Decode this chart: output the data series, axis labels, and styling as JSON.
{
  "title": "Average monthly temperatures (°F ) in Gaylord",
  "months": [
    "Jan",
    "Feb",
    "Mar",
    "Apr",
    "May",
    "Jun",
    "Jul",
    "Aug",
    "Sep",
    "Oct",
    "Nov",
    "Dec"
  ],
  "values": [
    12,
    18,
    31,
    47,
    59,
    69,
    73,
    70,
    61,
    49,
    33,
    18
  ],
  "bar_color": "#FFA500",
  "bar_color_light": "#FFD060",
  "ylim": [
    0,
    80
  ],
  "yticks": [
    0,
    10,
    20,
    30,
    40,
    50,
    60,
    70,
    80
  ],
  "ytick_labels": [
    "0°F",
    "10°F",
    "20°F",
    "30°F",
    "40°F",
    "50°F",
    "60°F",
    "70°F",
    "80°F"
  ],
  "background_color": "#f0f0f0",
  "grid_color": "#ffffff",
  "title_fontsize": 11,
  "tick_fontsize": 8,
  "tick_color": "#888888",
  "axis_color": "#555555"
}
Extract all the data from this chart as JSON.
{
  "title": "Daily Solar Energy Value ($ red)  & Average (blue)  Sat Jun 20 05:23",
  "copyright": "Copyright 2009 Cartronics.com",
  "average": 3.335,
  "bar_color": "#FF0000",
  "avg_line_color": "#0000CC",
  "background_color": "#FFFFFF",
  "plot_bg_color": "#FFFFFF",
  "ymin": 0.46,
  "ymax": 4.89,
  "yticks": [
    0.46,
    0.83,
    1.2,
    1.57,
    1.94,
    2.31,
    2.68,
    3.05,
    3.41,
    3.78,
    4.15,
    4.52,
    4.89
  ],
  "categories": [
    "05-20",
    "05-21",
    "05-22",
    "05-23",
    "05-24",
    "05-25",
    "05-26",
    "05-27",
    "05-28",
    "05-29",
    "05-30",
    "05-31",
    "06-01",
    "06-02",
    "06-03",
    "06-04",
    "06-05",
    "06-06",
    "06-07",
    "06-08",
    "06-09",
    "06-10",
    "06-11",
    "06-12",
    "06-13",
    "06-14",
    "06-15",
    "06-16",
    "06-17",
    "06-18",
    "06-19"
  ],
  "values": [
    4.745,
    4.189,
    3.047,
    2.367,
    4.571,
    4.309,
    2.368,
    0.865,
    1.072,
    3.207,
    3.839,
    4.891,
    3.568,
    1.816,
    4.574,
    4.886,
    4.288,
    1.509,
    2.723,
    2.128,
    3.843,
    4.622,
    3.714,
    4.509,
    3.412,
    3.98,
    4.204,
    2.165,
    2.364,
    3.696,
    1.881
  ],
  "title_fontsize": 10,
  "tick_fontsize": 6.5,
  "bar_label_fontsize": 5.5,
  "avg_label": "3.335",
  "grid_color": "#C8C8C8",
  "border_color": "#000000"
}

• • • •

**Goal:** Restate the whole of the material exactly.

**Response to this exercise:**
Decode this chart: output the data series, axis labels, and styling as JSON.
{
  "title": "Average monthly temperatures (°F ) in Gaylord",
  "months": [
    "Jan",
    "Feb",
    "Mar",
    "Apr",
    "May",
    "Jun",
    "Jul",
    "Aug",
    "Sep",
    "Oct",
    "Nov",
    "Dec"
  ],
  "values": [
    12,
    18,
    31,
    47,
    59,
    69,
    73,
    70,
    61,
    49,
    33,
    18
  ],
  "bar_color": "#FFA500",
  "bar_color_light": "#FFD060",
  "ylim": [
    0,
    80
  ],
  "yticks": [
    0,
    10,
    20,
    30,
    40,
    50,
    60,
    70,
    80
  ],
  "ytick_labels": [
    "0°F",
    "10°F",
    "20°F",
    "30°F",
    "40°F",
    "50°F",
    "60°F",
    "70°F",
    "80°F"
  ],
  "background_color": "#f0f0f0",
  "grid_color": "#ffffff",
  "title_fontsize": 11,
  "tick_fontsize": 8,
  "tick_color": "#888888",
  "axis_color": "#555555"
}
Extract all the data from this chart as JSON.
{
  "title": "Daily Solar Energy Value ($ red)  & Average (blue)  Sat Jun 20 05:23",
  "copyright": "Copyright 2009 Cartronics.com",
  "average": 3.335,
  "bar_color": "#FF0000",
  "avg_line_color": "#0000CC",
  "background_color": "#FFFFFF",
  "plot_bg_color": "#FFFFFF",
  "ymin": 0.46,
  "ymax": 4.89,
  "yticks": [
    0.46,
    0.83,
    1.2,
    1.57,
    1.94,
    2.31,
    2.68,
    3.05,
    3.41,
    3.78,
    4.15,
    4.52,
    4.89
  ],
  "categories": [
    "05-20",
    "05-21",
    "05-22",
    "05-23",
    "05-24",
    "05-25",
    "05-26",
    "05-27",
    "05-28",
    "05-29",
    "05-30",
    "05-31",
    "06-01",
    "06-02",
    "06-03",
    "06-04",
    "06-05",
    "06-06",
    "06-07",
    "06-08",
    "06-09",
    "06-10",
    "06-11",
    "06-12",
    "06-13",
    "06-14",
    "06-15",
    "06-16",
    "06-17",
    "06-18",
    "06-19"
  ],
  "values": [
    4.745,
    4.189,
    3.047,
    2.367,
    4.571,
    4.309,
    2.368,
    0.865,
    1.072,
    3.207,
    3.839,
    4.891,
    3.568,
    1.816,
    4.574,
    4.886,
    4.288,
    1.509,
    2.723,
    2.128,
    3.843,
    4.622,
    3.714,
    4.509,
    3.412,
    3.98,
    4.204,
    2.165,
    2.364,
    3.696,
    1.881
  ],
  "title_fontsize": 10,
  "tick_fontsize": 6.5,
  "bar_label_fontsize": 5.5,
  "avg_label": "3.335",
  "grid_color": "#C8C8C8",
  "border_color": "#000000"
}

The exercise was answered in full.